--- What to work on ---
Repeat each entry exactly, but do not carry over the pictures.

━━━ Supplied material ━━━

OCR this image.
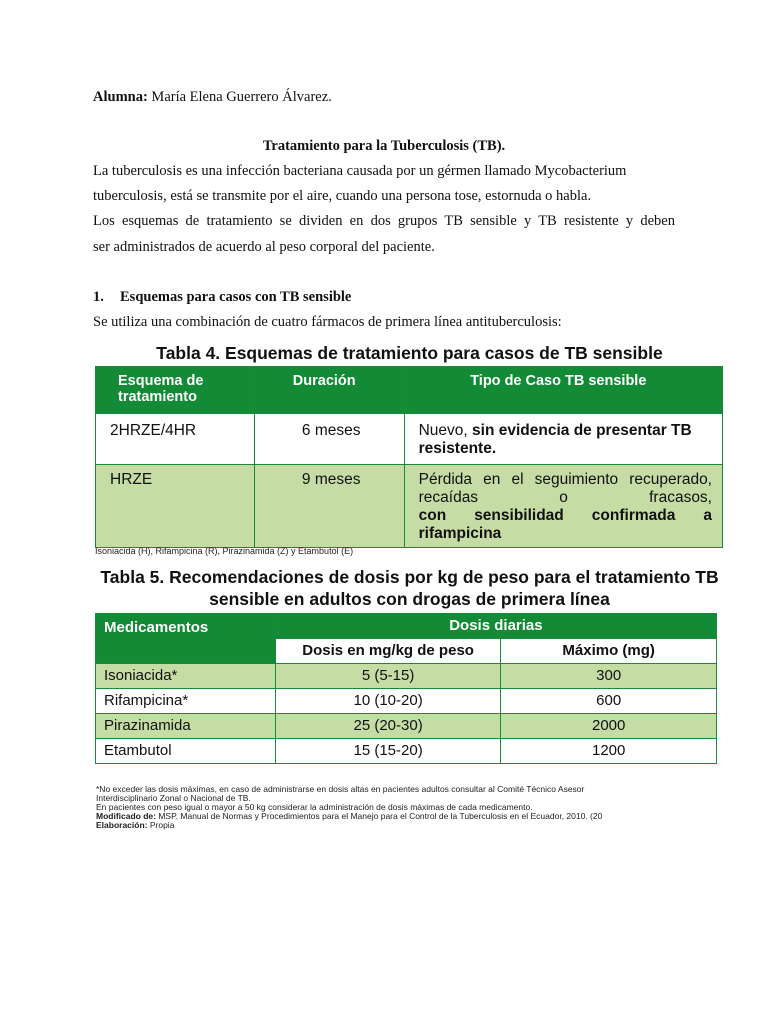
Alumna: María Elena Guerrero Álvarez.
Tratamiento para la Tuberculosis (TB).
La tuberculosis es una infección bacteriana causada por un gérmen llamado Mycobacterium
tuberculosis, está se transmite por el aire, cuando una persona tose, estornuda o habla.
Los esquemas de tratamiento se dividen en dos grupos TB sensible y TB resistente y deben
ser administrados de acuerdo al peso corporal del paciente.
1. Esquemas para casos con TB sensible
Se utiliza una combinación de cuatro fármacos de primera línea antituberculosis:
Tabla 4. Esquemas de tratamiento para casos de TB sensible
Esquema de tratamiento	Duración	Tipo de Caso TB sensible
2HRZE/4HR	6 meses	Nuevo, sin evidencia de presentar TB resistente.
HRZE	9 meses	Pérdida en el seguimiento recuperado, recaídas o fracasos,
con sensibilidad confirmada a rifampicina
Isoniacida (H), Rifampicina (R), Pirazinamida (Z) y Etambutol (E)
Tabla 5. Recomendaciones de dosis por kg de peso para el tratamiento TB
sensible en adultos con drogas de primera línea
Medicamentos	Dosis diarias	
	Dosis en mg/kg de peso	Máximo (mg)
Isoniacida*	5 (5-15)	300
Rifampicina*	10 (10-20)	600
Pirazinamida	25 (20-30)	2000
Etambutol	15 (15-20)	1200
*No exceder las dosis máximas, en caso de administrarse en dosis altas en pacientes adultos consultar al Comité Técnico Asesor
Interdisciplinario Zonal o Nacional de TB.
En pacientes con peso igual o mayor a 50 kg considerar la administración de dosis máximas de cada medicamento.
Modificado de: MSP. Manual de Normas y Procedimientos para el Manejo para el Control de la Tuberculosis en el Ecuador, 2010. (20
Elaboración: Propia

━━━

--- Answer to this problem ---
OCR this image.
Alumna: María Elena Guerrero Álvarez.
Tratamiento para la Tuberculosis (TB).
La tuberculosis es una infección bacteriana causada por un gérmen llamado Mycobacterium
tuberculosis, está se transmite por el aire, cuando una persona tose, estornuda o habla.
Los esquemas de tratamiento se dividen en dos grupos TB sensible y TB resistente y deben
ser administrados de acuerdo al peso corporal del paciente.
1. Esquemas para casos con TB sensible
Se utiliza una combinación de cuatro fármacos de primera línea antituberculosis:
Tabla 4. Esquemas de tratamiento para casos de TB sensible
Esquema de tratamiento	Duración	Tipo de Caso TB sensible
2HRZE/4HR	6 meses	Nuevo, sin evidencia de presentar TB resistente.
HRZE	9 meses	Pérdida en el seguimiento recuperado, recaídas o fracasos,
con sensibilidad confirmada a rifampicina
Isoniacida (H), Rifampicina (R), Pirazinamida (Z) y Etambutol (E)
Tabla 5. Recomendaciones de dosis por kg de peso para el tratamiento TB
sensible en adultos con drogas de primera línea
Medicamentos	Dosis diarias	
	Dosis en mg/kg de peso	Máximo (mg)
Isoniacida*	5 (5-15)	300
Rifampicina*	10 (10-20)	600
Pirazinamida	25 (20-30)	2000
Etambutol	15 (15-20)	1200
*No exceder las dosis máximas, en caso de administrarse en dosis altas en pacientes adultos consultar al Comité Técnico Asesor
Interdisciplinario Zonal o Nacional de TB.
En pacientes con peso igual o mayor a 50 kg considerar la administración de dosis máximas de cada medicamento.
Modificado de: MSP. Manual de Normas y Procedimientos para el Manejo para el Control de la Tuberculosis en el Ecuador, 2010. (20
Elaboración: Propia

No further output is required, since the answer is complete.